- 課題一覧
A. 抜粋本文によると、屋外に設けた光無線通信システムでは、通信速度や通信品質、通信の接続自体を保持できない場合があります。その理由を説明してください。
B. 抜粋本文のうち「屋外において、第1の光無線通」で始まり「法、及びプログラムに関する。」で終わる部分を、一字一句そのまま繰り返してください。

- 抜粋本文
******

説明

光無線通信システム、光無線通信装置、光無線通信方法、及びプログラム

屋外において、第1の光無線通信装置と第2の光無線通信装置の間で、光無線通信を行う光無線通信システムであって、光無線通信の屋外における通信環境を判断する環境判断部と、通信環境に基づいて、光無線通信の通信速度を変更する通信制御部とを備える。

【発明の詳細な説明】
【技術分野】
本発明は、光無線通信システム、光無線通信装置、光無線通信方法、及びプログラムに関する。
【背景技術】
従来、光無線方式を用いた通信システムが用いられている。このシステムは、空間的に離れた複数の地点間で、光を媒体とした無線通信を行うことができる。
しかしながら、上記のシステムは、屋外に設けられた場合に、天候等の屋外環境の変化によって、通信媒体である光の遮蔽及び拡散等の影響を受け、通信速度、通信品質、及び通信の接続自体を保持することができない場合がある。

******

- 提供資料
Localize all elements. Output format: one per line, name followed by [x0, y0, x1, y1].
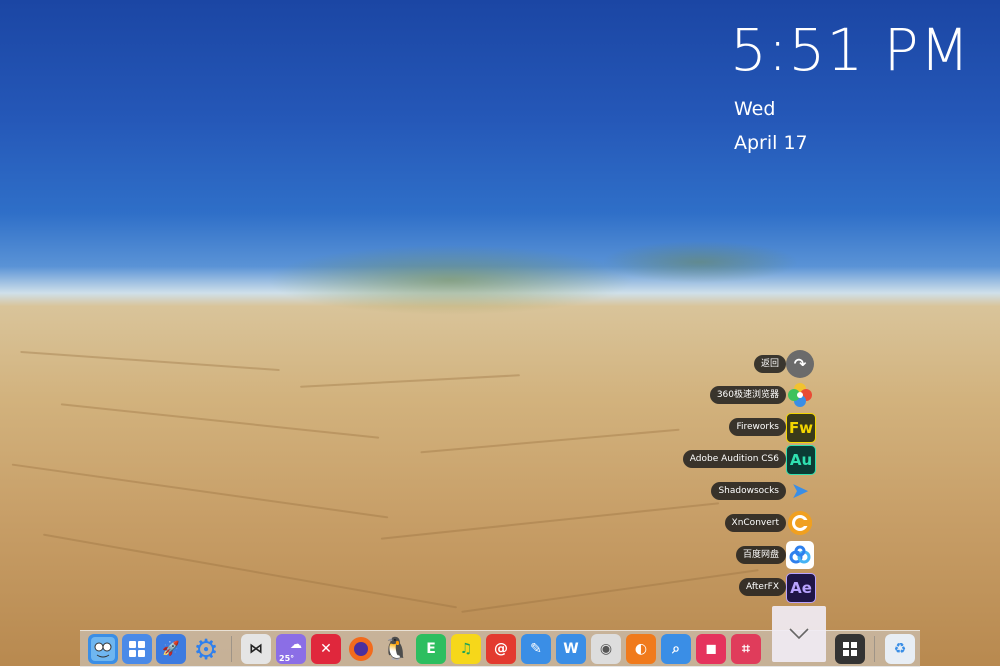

******

- 演習結果
A. 屋外では天候などの環境が変化し、通信媒体である光が遮蔽されたり拡散されたりする影響を受けるためです。そのため、通信速度、通信品質、通信の接続自体を保持できない場合があります。

B.
屋外において、第1の光無線通信装置と第2の光無線通信装置の間で、光無線通信を行う光無線通信システムであって、光無線通信の屋外における通信環境を判断する環境判断部と、通信環境に基づいて、光無線通信の通信速度を変更する通信制御部とを備える。

【発明の詳細な説明】
【技術分野】
本発明は、光無線通信システム、光無線通信装置、光無線通信方法、及びプログラムに関する。